**Data for this exercise**
● ● ● ● ● ● ●

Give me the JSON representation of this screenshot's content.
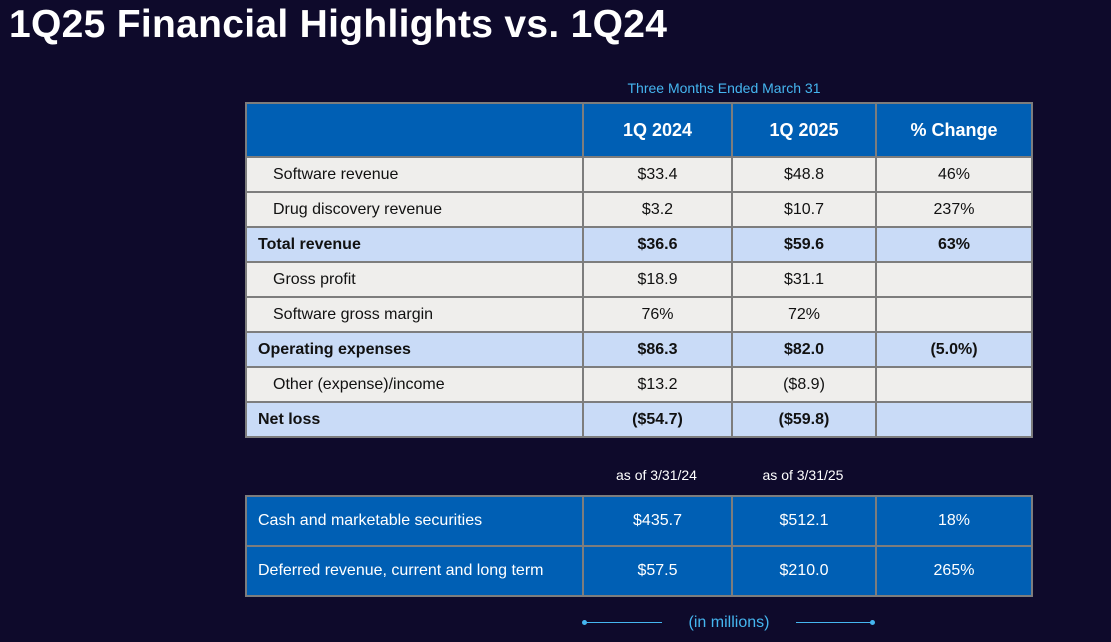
{
  "title": "1Q25 Financial Highlights vs. 1Q24",
  "period_label": "Three Months Ended March 31",
  "columns": [
    "",
    "1Q 2024",
    "1Q 2025",
    "% Change"
  ],
  "rows": [
    {
      "label": "Software revenue",
      "q1_2024": "$33.4",
      "q1_2025": "$48.8",
      "change": "46%",
      "type": "normal"
    },
    {
      "label": "Drug discovery revenue",
      "q1_2024": "$3.2",
      "q1_2025": "$10.7",
      "change": "237%",
      "type": "normal"
    },
    {
      "label": "Total revenue",
      "q1_2024": "$36.6",
      "q1_2025": "$59.6",
      "change": "63%",
      "type": "total"
    },
    {
      "label": "Gross profit",
      "q1_2024": "$18.9",
      "q1_2025": "$31.1",
      "change": "",
      "type": "normal"
    },
    {
      "label": "Software gross margin",
      "q1_2024": "76%",
      "q1_2025": "72%",
      "change": "",
      "type": "normal"
    },
    {
      "label": "Operating expenses",
      "q1_2024": "$86.3",
      "q1_2025": "$82.0",
      "change": "(5.0%)",
      "type": "total"
    },
    {
      "label": "Other (expense)/income",
      "q1_2024": "$13.2",
      "q1_2025": "($8.9)",
      "change": "",
      "type": "normal"
    },
    {
      "label": "Net loss",
      "q1_2024": "($54.7)",
      "q1_2025": "($59.8)",
      "change": "",
      "type": "total"
    }
  ],
  "as_of": [
    "as of 3/31/24",
    "as of 3/31/25"
  ],
  "balance_rows": [
    {
      "label": "Cash and marketable securities",
      "q1_2024": "$435.7",
      "q1_2025": "$512.1",
      "change": "18%"
    },
    {
      "label": "Deferred revenue, current and long term",
      "q1_2024": "$57.5",
      "q1_2025": "$210.0",
      "change": "265%"
    }
  ],
  "units_note": "(in millions)",
  "colors": {
    "background": "#0e0a2b",
    "header_blue": "#005fb4",
    "total_row": "#c9dbf7",
    "normal_row": "#efeeec",
    "accent": "#45b6f0"
  }
}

● ● ● ● ● ● ●

**Instructions for the task**
Pull out each line of the records holding the string "Software".

**Result of the task**
      "label": "Software revenue",
      "label": "Software gross margin",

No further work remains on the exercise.